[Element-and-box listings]
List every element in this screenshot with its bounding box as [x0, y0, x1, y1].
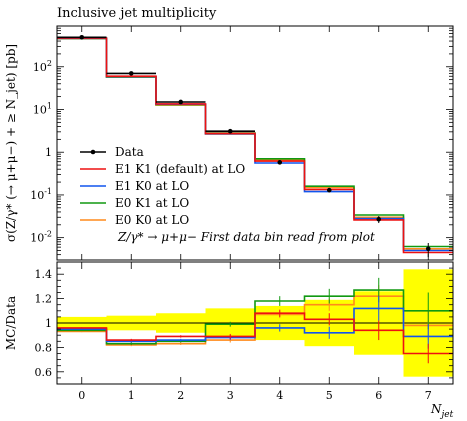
ratio-histogram-0 — [57, 312, 453, 355]
legend: Data E1 K1 (default) at LO E1 K0 at LO E0 K… — [80, 145, 375, 244]
ratio-ytick-label: 0.6 — [35, 366, 53, 379]
legend-label-0: E1 K1 (default) at LO — [115, 162, 245, 176]
main-ylabel: σ(Z/γ* (→ μ+μ−) + ≥ N_jet) [pb] — [4, 44, 18, 242]
main-panel: 102 101 1 10-1 10-2 — [30, 25, 454, 261]
ratio-ytick-label: 1.4 — [35, 268, 53, 281]
ratio-xtick-label: 7 — [425, 389, 432, 402]
legend-marker-data — [90, 149, 96, 155]
axis-titles: σ(Z/γ* (→ μ+μ−) + ≥ N_jet) [pb] MC/Data Nj… — [4, 44, 454, 420]
data-point — [178, 99, 184, 105]
data-point — [376, 216, 382, 222]
ratio-panel: 1.4 1.2 1 0.8 0.6 0 1 2 3 4 5 6 7 — [35, 261, 454, 402]
legend-label-2: E0 K1 at LO — [115, 196, 189, 210]
ratio-ytick-label: 0.8 — [35, 341, 53, 354]
legend-note: Z/γ* → μ+μ− First data bin read from plo… — [117, 230, 375, 244]
ratio-xtick-label: 2 — [177, 389, 184, 402]
ratio-ytick-label: 1.2 — [35, 293, 53, 306]
ratio-ytick-label: 1 — [45, 317, 52, 330]
ratio-xtick-label: 5 — [326, 389, 333, 402]
legend-label-1: E1 K0 at LO — [115, 179, 189, 193]
main-ytick-label: 1 — [45, 146, 52, 159]
main-ytick-label: 101 — [33, 101, 52, 116]
ratio-xtick-label: 3 — [227, 389, 234, 402]
data-point — [425, 246, 431, 252]
data-point — [277, 160, 283, 165]
chart-title: Inclusive jet multiplicity — [57, 6, 217, 21]
main-ytick-label: 10-2 — [30, 230, 52, 245]
main-frame — [56, 25, 454, 261]
ratio-xtick-label: 4 — [276, 389, 283, 402]
xlabel: Njet — [430, 402, 454, 420]
main-ytick-label: 102 — [33, 59, 52, 74]
legend-label-data: Data — [115, 145, 144, 159]
ratio-ylabel: MC/Data — [4, 296, 18, 350]
data-point — [79, 34, 85, 40]
ratio-xtick-label: 0 — [78, 389, 85, 402]
main-ytick-label: 10-1 — [30, 187, 52, 202]
legend-label-3: E0 K0 at LO — [115, 213, 189, 227]
data-point — [128, 71, 134, 76]
data-point — [227, 128, 233, 134]
ratio-xtick-label: 6 — [375, 389, 382, 402]
ratio-xtick-label: 1 — [128, 389, 135, 402]
data-point — [326, 187, 332, 193]
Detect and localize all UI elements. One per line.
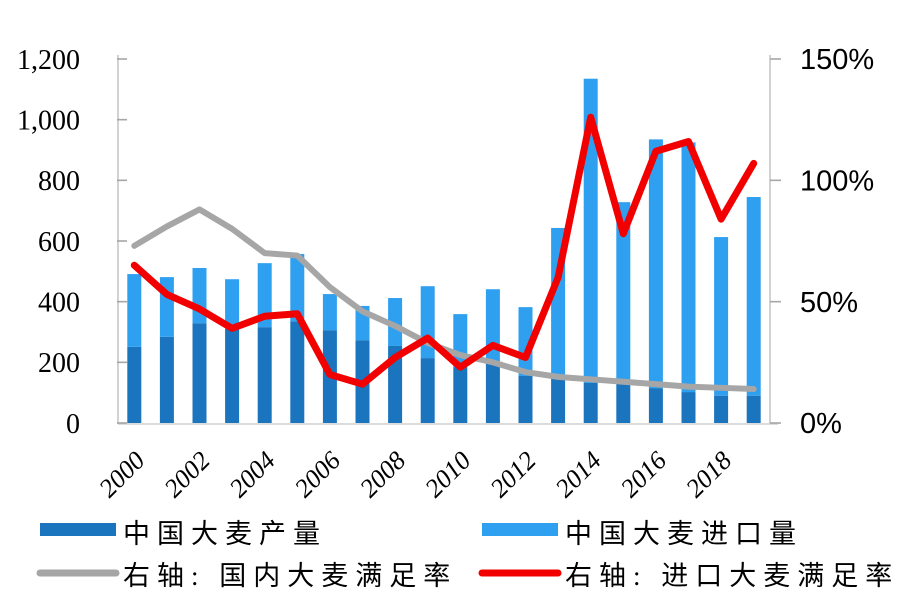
bar-segment-series2: [127, 274, 142, 347]
bar-segment-series1: [420, 358, 435, 423]
bar-segment-series2: [583, 78, 598, 383]
line-series-layer: [130, 113, 758, 393]
bar-series-layer: [127, 78, 761, 423]
bar-segment-series1: [225, 328, 240, 423]
bar-segment-series1: [127, 346, 142, 423]
left-axis-tick-label: 600: [38, 227, 80, 258]
bar-segment-series2: [322, 294, 337, 331]
bar-segment-series2: [616, 202, 631, 383]
bar-segment-series1: [583, 382, 598, 423]
bar-segment-series2: [290, 254, 305, 322]
left-axis-tick-label: 0: [66, 409, 80, 440]
axes-layer: [117, 55, 781, 425]
legend-label: 右轴: 进口大麦满足率: [565, 561, 899, 591]
bar-segment-series2: [746, 197, 761, 396]
legend-label: 右轴: 国内大麦满足率: [123, 561, 457, 591]
left-axis-tick-label: 800: [38, 166, 80, 197]
bar-segment-series2: [648, 139, 663, 389]
legend-label: 中国大麦进口量: [565, 519, 803, 549]
right-axis-tick-label: 50%: [800, 287, 858, 319]
bar-segment-series2: [681, 142, 696, 393]
bar-segment-series1: [290, 321, 305, 423]
bar-segment-series1: [714, 395, 729, 423]
line-series2: [130, 113, 758, 388]
bar-segment-series1: [551, 378, 566, 423]
right-axis-tick-label: 0%: [800, 408, 842, 440]
left-axis-tick-label: 1,000: [17, 105, 80, 136]
bar-segment-series1: [257, 327, 272, 423]
x-axis-tick-label: 2004: [224, 446, 281, 503]
bar-segment-series1: [159, 336, 174, 423]
bar-segment-series2: [225, 279, 240, 329]
x-axis-tick-label: 2006: [289, 446, 346, 503]
bar-segment-series1: [746, 395, 761, 423]
x-axis-tick-label: 2008: [354, 446, 411, 503]
left-axis-tick-label: 1,200: [17, 45, 80, 76]
bar-segment-series2: [257, 263, 272, 328]
bar-segment-series2: [388, 298, 403, 346]
legend-label: 中国大麦产量: [123, 519, 327, 549]
left-axis-tick-label: 200: [38, 348, 80, 379]
x-axis-tick-label: 2016: [615, 446, 672, 503]
x-axis-tick-label: 2018: [680, 446, 737, 503]
legend-swatch-production: [40, 523, 116, 536]
left-axis-tick-label: 400: [38, 287, 80, 318]
right-axis-tick-label: 150%: [800, 44, 874, 76]
bar-segment-series1: [518, 375, 533, 423]
x-axis-tick-label: 2012: [484, 446, 541, 503]
bar-segment-series1: [681, 392, 696, 423]
bar-segment-series1: [485, 362, 500, 423]
legend-swatch-imports: [482, 523, 558, 536]
bar-segment-series1: [192, 323, 207, 423]
right-axis-tick-label: 100%: [800, 165, 874, 197]
x-axis-tick-label: 2010: [419, 446, 476, 503]
bar-segment-series1: [616, 382, 631, 423]
x-axis-tick-label: 2000: [93, 446, 150, 503]
bar-segment-series2: [714, 237, 729, 396]
x-axis-tick-label: 2002: [158, 446, 215, 503]
x-axis-tick-label: 2014: [550, 446, 607, 503]
bar-segment-series1: [388, 345, 403, 423]
bar-segment-series1: [453, 367, 468, 423]
bar-segment-series1: [648, 388, 663, 423]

**Exercise objective:**
Rename "bar-series-layer" to "bar-group-layer" in everything from the line containing "bar-segment-series2: [127, 274, 142, 347]" down to the line containing "bar-segment-series1: [127, 346, 142, 423]", and write those lines out again with nothing else changed.

**The output:**
bar-segment-series2: [127, 274, 142, 347]
bar-segment-series1: [420, 358, 435, 423]
bar-segment-series2: [583, 78, 598, 383]
line-series-layer: [130, 113, 758, 393]
bar-group-layer: [127, 78, 761, 423]
bar-segment-series1: [225, 328, 240, 423]
bar-segment-series1: [127, 346, 142, 423]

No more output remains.